Dataset entries:
★ ★ ★ ★ ★ ★ ★
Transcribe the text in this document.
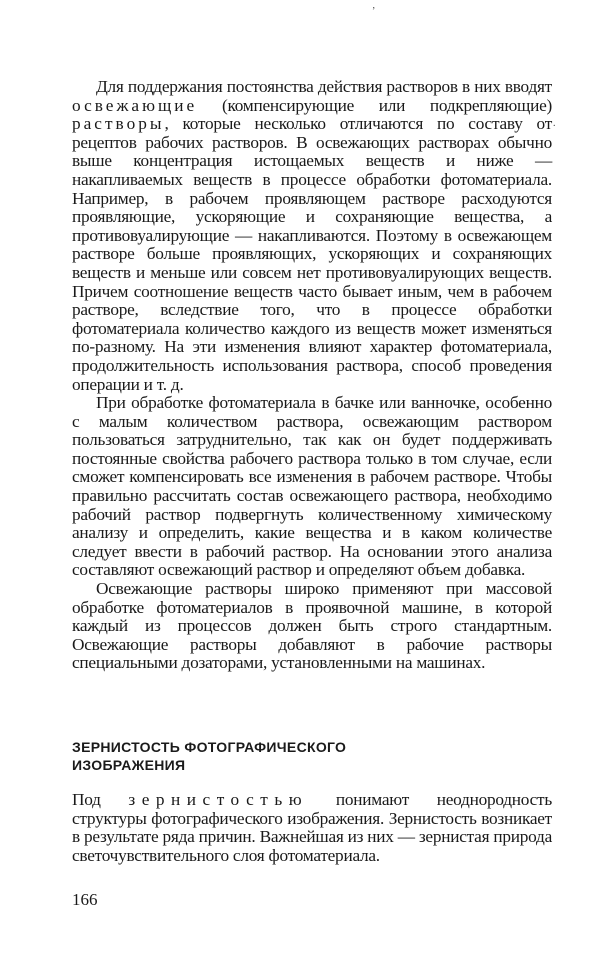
ʼ
.

Для поддержания постоянства действия растворов в них вводят освежающие (компенсирующие или подкрепляющие) растворы, которые несколько отличаются по составу от рецептов рабочих растворов. В освежающих растворах обычно выше концентрация истощаемых веществ и ниже — накапливаемых веществ в процессе обработки фотоматериала. Например, в рабочем проявляющем растворе расходуются проявляющие, ускоряющие и сохраняющие вещества, а противовуалирующие — накапливаются. Поэтому в освежающем растворе больше проявляющих, ускоряющих и сохраняющих веществ и меньше или совсем нет противовуалирующих веществ. Причем соотношение веществ часто бывает иным, чем в рабочем растворе, вследствие того, что в процессе обработки фотоматериала количество каждого из веществ может изменяться по-разному. На эти изменения влияют характер фотоматериала, продолжительность использования раствора, способ проведения операции и т. д.

При обработке фотоматериала в бачке или ванночке, особенно с малым количеством раствора, освежающим раствором пользоваться затруднительно, так как он будет поддерживать постоянные свойства рабочего раствора только в том случае, если сможет компенсировать все изменения в рабочем растворе. Чтобы правильно рассчитать состав освежающего раствора, необходимо рабочий раствор подвергнуть количественному химическому анализу и определить, какие вещества и в каком количестве следует ввести в рабочий раствор. На основании этого анализа составляют освежающий раствор и определяют объем добавка.

Освежающие растворы широко применяют при массовой обработке фотоматериалов в проявочной машине, в которой каждый из процессов должен быть строго стандартным. Освежающие растворы добавляют в рабочие растворы специальными дозаторами, установленными на машинах.

ЗЕРНИСТОСТЬ ФОТОГРАФИЧЕСКОГО
ИЗОБРАЖЕНИЯ

Под зернистостью понимают неоднородность структуры фотографического изображения. Зернистость возникает в результате ряда причин. Важнейшая из них — зернистая природа светочувствительного слоя фотоматериала.

166
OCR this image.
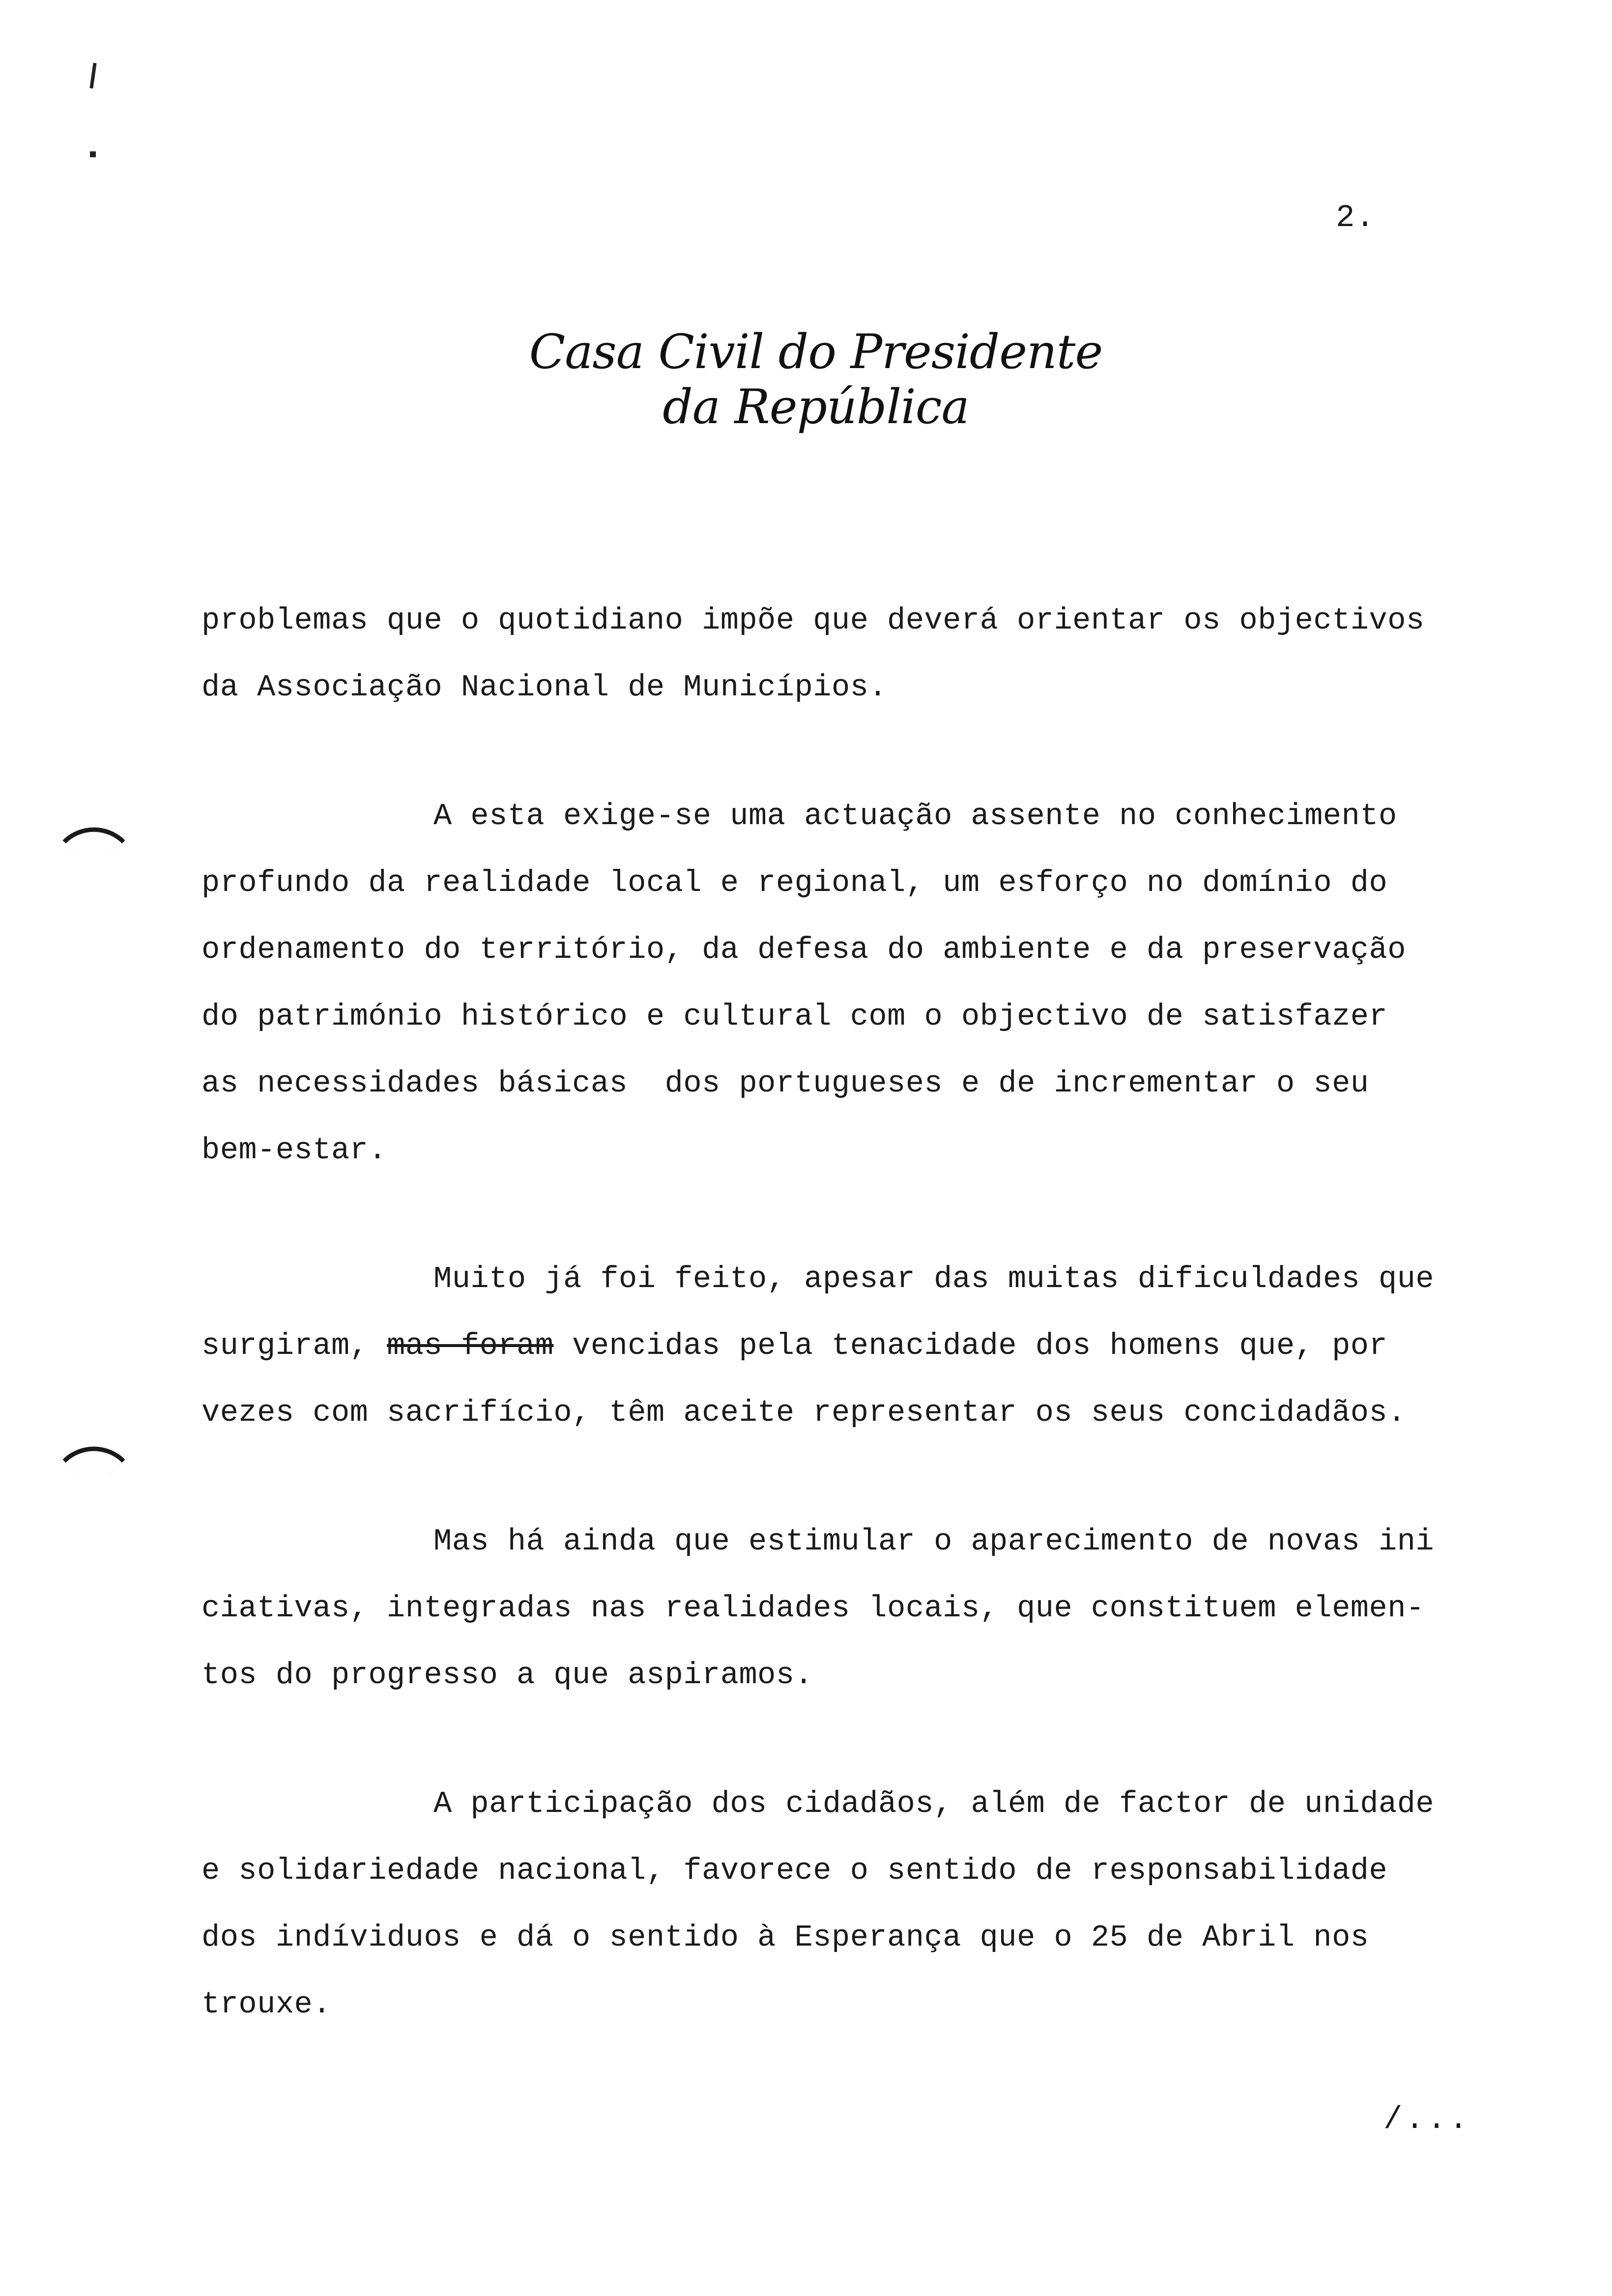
2.
Casa Civil do Presidente da República
problemas que o quotidiano impõe que deverá orientar os objectivos
da Associação Nacional de Municípios.
A esta exige-se uma actuação assente no conhecimento
profundo da realidade local e regional, um esforço no domínio do
ordenamento do território, da defesa do ambiente e da preservação
do património histórico e cultural com o objectivo de satisfazer
as necessidades básicas  dos portugueses e de incrementar o seu
bem-estar.
Muito já foi feito, apesar das muitas dificuldades que
surgiram, mas foram vencidas pela tenacidade dos homens que, por
vezes com sacrifício, têm aceite representar os seus concidadãos.
Mas há ainda que estimular o aparecimento de novas ini
ciativas, integradas nas realidades locais, que constituem elemen-
tos do progresso a que aspiramos.
A participação dos cidadãos, além de factor de unidade
e solidariedade nacional, favorece o sentido de responsabilidade
dos indíviduos e dá o sentido à Esperança que o 25 de Abril nos
trouxe.
/...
★ ★ ★ ★ ★ ★ ★
Each line above is to be copied verbatim. Drop any image from the copy.

Transcribe the text in this document.
ʼ
.

Для поддержания постоянства действия растворов в них вводят освежающие (компенсирующие или подкрепляющие) растворы, которые несколько отличаются по составу от рецептов рабочих растворов. В освежающих растворах обычно выше концентрация истощаемых веществ и ниже — накапливаемых веществ в процессе обработки фотоматериала. Например, в рабочем проявляющем растворе расходуются проявляющие, ускоряющие и сохраняющие вещества, а противовуалирующие — накапливаются. Поэтому в освежающем растворе больше проявляющих, ускоряющих и сохраняющих веществ и меньше или совсем нет противовуалирующих веществ. Причем соотношение веществ часто бывает иным, чем в рабочем растворе, вследствие того, что в процессе обработки фотоматериала количество каждого из веществ может изменяться по-разному. На эти изменения влияют характер фотоматериала, продолжительность использования раствора, способ проведения операции и т. д.

При обработке фотоматериала в бачке или ванночке, особенно с малым количеством раствора, освежающим раствором пользоваться затруднительно, так как он будет поддерживать постоянные свойства рабочего раствора только в том случае, если сможет компенсировать все изменения в рабочем растворе. Чтобы правильно рассчитать состав освежающего раствора, необходимо рабочий раствор подвергнуть количественному химическому анализу и определить, какие вещества и в каком количестве следует ввести в рабочий раствор. На основании этого анализа составляют освежающий раствор и определяют объем добавка.

Освежающие растворы широко применяют при массовой обработке фотоматериалов в проявочной машине, в которой каждый из процессов должен быть строго стандартным. Освежающие растворы добавляют в рабочие растворы специальными дозаторами, установленными на машинах.

ЗЕРНИСТОСТЬ ФОТОГРАФИЧЕСКОГО
ИЗОБРАЖЕНИЯ

Под зернистостью понимают неоднородность структуры фотографического изображения. Зернистость возникает в результате ряда причин. Важнейшая из них — зернистая природа светочувствительного слоя фотоматериала.

166
OCR this image.
2.
Casa Civil do Presidente da República
problemas que o quotidiano impõe que deverá orientar os objectivos
da Associação Nacional de Municípios.
A esta exige-se uma actuação assente no conhecimento
profundo da realidade local e regional, um esforço no domínio do
ordenamento do território, da defesa do ambiente e da preservação
do património histórico e cultural com o objectivo de satisfazer
as necessidades básicas  dos portugueses e de incrementar o seu
bem-estar.
Muito já foi feito, apesar das muitas dificuldades que
surgiram, mas foram vencidas pela tenacidade dos homens que, por
vezes com sacrifício, têm aceite representar os seus concidadãos.
Mas há ainda que estimular o aparecimento de novas ini
ciativas, integradas nas realidades locais, que constituem elemen-
tos do progresso a que aspiramos.
A participação dos cidadãos, além de factor de unidade
e solidariedade nacional, favorece o sentido de responsabilidade
dos indíviduos e dá o sentido à Esperança que o 25 de Abril nos
trouxe.
/...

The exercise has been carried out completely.